Stored data entries:
Start

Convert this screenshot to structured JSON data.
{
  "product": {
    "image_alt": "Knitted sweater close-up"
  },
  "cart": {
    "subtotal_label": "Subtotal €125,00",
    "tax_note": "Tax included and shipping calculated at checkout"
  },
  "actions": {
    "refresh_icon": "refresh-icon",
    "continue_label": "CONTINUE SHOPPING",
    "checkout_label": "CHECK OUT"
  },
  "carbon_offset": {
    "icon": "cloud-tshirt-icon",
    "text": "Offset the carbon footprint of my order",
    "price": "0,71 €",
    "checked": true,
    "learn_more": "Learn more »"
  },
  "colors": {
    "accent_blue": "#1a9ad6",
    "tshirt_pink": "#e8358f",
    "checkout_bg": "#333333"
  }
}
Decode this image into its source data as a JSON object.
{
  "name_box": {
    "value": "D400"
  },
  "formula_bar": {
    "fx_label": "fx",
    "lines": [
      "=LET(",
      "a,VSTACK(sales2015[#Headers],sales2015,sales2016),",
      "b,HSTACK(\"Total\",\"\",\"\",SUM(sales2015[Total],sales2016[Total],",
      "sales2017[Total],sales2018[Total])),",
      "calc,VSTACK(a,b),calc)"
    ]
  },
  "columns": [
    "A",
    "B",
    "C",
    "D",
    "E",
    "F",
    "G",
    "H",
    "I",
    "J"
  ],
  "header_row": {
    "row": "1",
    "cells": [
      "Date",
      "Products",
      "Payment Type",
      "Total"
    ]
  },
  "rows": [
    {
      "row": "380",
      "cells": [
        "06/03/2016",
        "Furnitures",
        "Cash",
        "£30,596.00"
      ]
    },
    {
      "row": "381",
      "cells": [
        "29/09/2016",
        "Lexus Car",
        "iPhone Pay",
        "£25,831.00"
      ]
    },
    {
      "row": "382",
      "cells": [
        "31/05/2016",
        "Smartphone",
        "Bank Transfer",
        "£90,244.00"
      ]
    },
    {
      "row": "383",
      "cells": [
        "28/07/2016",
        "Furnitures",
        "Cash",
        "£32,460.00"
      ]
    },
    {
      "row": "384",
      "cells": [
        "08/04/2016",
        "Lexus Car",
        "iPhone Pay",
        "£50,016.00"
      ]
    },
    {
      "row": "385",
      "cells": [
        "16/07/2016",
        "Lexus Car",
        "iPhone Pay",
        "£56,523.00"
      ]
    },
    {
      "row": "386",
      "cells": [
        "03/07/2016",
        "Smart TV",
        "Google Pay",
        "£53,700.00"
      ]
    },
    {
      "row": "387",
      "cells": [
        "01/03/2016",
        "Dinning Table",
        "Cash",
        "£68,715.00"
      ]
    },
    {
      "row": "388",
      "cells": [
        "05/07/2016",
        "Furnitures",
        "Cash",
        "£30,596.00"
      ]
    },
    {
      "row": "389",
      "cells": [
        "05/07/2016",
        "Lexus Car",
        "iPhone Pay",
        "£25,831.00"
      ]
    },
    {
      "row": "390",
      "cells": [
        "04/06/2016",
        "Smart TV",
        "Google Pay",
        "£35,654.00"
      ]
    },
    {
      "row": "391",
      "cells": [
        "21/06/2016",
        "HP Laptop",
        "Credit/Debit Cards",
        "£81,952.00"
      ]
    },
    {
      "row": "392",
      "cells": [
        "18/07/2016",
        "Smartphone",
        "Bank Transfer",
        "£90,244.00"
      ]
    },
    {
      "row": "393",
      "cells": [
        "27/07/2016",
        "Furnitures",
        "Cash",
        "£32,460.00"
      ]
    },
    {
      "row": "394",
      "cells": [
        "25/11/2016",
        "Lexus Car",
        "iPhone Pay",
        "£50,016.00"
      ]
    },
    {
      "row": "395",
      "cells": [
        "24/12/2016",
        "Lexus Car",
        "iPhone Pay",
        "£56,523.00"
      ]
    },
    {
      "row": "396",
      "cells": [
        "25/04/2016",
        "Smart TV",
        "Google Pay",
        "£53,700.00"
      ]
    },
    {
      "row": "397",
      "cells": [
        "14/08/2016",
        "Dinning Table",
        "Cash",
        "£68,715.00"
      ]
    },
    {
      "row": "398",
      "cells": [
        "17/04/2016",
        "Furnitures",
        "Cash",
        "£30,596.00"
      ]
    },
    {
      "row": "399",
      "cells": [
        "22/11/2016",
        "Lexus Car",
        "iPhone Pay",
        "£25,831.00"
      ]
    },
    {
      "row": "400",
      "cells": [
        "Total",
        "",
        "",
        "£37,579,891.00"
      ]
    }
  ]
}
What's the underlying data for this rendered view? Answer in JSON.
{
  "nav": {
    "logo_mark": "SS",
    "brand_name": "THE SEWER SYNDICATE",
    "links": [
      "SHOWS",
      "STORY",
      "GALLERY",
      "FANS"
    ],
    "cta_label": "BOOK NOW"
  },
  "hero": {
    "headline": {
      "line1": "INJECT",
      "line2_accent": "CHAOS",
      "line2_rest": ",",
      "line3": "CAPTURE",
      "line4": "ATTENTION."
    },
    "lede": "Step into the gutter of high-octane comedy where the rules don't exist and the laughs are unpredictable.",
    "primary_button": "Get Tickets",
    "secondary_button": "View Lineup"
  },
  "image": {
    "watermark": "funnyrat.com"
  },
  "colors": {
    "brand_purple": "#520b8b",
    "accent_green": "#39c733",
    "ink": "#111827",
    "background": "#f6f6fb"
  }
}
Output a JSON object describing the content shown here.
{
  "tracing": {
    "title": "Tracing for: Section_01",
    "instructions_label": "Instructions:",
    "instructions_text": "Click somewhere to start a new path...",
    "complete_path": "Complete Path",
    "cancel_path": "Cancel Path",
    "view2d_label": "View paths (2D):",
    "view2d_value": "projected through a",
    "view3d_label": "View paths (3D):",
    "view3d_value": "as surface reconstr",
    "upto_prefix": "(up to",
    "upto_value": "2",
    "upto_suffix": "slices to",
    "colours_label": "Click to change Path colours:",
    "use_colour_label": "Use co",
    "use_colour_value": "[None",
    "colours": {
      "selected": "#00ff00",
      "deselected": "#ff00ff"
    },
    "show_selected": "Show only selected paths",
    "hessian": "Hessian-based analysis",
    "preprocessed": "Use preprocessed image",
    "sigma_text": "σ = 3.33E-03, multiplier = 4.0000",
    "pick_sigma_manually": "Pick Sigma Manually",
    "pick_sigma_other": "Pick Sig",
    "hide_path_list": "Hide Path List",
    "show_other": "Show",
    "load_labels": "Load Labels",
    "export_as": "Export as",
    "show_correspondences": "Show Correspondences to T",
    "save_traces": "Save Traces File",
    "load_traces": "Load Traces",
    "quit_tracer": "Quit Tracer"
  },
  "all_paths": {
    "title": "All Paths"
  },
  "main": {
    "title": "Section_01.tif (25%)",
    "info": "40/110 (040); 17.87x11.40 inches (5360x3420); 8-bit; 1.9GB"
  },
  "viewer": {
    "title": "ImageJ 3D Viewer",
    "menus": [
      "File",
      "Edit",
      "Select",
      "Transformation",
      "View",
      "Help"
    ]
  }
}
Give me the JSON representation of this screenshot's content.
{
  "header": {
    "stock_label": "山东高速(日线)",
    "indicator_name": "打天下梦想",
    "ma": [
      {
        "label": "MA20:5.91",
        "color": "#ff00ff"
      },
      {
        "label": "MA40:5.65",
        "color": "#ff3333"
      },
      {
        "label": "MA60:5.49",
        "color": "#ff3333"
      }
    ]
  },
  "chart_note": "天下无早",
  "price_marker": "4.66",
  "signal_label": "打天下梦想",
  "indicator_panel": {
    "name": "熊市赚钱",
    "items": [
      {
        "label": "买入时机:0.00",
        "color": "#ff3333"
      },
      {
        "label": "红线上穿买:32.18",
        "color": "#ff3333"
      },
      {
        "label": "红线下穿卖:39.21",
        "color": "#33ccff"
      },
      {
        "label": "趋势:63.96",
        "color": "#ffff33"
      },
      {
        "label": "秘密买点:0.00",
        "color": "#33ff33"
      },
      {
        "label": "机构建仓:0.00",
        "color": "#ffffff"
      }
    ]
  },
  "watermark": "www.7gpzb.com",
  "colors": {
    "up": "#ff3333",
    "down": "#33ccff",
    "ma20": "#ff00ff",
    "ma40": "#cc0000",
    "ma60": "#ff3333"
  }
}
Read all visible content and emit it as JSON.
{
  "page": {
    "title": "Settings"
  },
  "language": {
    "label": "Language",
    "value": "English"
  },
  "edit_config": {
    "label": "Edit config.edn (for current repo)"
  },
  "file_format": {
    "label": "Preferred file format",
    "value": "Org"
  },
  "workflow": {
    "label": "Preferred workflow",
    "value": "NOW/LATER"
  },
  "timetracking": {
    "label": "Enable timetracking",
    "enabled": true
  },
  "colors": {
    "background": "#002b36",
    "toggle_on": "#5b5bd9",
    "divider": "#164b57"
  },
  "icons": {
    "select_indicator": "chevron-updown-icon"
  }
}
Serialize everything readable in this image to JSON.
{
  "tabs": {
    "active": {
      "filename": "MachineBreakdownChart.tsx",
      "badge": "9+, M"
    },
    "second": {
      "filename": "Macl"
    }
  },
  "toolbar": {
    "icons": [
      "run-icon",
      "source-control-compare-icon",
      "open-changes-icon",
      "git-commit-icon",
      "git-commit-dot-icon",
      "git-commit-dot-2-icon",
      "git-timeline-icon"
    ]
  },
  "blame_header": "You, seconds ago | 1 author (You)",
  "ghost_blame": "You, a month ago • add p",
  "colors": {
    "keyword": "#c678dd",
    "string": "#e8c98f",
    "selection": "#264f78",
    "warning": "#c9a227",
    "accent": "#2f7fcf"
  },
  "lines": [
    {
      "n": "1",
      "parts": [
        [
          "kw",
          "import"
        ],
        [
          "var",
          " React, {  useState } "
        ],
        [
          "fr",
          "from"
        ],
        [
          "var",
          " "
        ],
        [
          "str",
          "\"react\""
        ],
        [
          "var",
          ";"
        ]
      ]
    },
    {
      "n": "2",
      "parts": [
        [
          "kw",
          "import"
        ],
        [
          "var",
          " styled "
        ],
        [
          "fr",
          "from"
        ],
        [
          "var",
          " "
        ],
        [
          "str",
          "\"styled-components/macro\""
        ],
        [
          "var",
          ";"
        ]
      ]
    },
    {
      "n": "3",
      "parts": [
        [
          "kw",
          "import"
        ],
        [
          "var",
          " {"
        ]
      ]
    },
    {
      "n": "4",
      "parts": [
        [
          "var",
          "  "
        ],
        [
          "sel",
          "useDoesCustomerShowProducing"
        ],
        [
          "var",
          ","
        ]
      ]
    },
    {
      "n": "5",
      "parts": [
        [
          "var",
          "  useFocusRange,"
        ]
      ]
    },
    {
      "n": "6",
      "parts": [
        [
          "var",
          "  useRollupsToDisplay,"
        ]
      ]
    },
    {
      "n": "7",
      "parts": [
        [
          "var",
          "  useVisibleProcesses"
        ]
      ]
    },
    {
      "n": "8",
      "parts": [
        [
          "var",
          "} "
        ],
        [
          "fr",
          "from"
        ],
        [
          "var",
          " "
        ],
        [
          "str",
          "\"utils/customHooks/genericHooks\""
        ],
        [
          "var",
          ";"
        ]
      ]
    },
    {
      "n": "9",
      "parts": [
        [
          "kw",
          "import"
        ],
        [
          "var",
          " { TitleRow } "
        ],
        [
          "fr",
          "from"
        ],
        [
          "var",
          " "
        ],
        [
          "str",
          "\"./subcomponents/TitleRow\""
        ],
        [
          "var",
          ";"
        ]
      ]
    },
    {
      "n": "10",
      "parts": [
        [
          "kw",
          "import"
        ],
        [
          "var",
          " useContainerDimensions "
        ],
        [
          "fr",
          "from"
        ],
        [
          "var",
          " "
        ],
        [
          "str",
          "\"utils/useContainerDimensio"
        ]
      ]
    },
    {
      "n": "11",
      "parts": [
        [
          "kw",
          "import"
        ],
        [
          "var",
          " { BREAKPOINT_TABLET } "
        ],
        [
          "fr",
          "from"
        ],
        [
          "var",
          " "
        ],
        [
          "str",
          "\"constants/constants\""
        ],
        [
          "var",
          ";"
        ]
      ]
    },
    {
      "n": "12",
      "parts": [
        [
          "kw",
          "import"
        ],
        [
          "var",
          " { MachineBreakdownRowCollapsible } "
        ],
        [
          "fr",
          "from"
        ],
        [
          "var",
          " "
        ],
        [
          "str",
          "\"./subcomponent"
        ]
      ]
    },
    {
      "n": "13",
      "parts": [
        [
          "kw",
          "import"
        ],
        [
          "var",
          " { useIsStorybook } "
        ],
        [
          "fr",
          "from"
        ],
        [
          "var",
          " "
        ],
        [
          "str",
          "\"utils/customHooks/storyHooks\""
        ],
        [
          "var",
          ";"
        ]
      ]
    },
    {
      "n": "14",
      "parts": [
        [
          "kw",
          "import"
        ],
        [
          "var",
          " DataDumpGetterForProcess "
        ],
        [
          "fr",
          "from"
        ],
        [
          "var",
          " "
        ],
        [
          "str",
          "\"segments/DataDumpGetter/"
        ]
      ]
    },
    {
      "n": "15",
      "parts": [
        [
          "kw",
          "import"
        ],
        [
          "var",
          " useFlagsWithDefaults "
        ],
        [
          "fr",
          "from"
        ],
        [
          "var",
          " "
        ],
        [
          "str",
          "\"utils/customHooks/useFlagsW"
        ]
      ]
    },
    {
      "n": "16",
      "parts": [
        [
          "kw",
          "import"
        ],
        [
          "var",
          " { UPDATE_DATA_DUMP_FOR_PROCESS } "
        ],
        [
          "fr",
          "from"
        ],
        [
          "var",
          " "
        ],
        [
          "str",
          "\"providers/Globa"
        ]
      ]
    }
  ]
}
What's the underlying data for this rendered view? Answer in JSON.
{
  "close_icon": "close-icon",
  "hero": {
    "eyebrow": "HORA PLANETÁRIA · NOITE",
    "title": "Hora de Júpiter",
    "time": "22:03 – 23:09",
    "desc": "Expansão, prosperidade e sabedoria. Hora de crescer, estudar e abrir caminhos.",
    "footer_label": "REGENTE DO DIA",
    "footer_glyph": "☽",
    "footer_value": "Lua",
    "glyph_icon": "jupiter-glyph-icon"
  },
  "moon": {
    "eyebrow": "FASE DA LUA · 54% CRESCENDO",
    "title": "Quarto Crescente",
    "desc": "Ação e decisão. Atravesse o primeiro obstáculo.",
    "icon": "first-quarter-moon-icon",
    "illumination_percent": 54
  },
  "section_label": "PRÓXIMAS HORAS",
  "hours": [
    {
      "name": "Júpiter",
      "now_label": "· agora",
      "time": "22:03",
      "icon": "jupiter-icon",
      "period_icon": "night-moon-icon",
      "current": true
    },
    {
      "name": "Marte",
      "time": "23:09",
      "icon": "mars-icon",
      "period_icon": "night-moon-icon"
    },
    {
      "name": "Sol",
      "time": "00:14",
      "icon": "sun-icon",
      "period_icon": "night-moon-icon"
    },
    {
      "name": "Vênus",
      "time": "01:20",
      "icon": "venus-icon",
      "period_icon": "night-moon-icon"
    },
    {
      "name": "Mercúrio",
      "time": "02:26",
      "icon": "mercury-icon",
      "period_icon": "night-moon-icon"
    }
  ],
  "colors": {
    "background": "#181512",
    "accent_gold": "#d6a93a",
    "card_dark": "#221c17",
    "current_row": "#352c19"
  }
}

End

**Do this**
Consider the entries above and return each line with the string "watermark".

**Correct response**
    "watermark": "funnyrat.com"
  "watermark": "www.7gpzb.com",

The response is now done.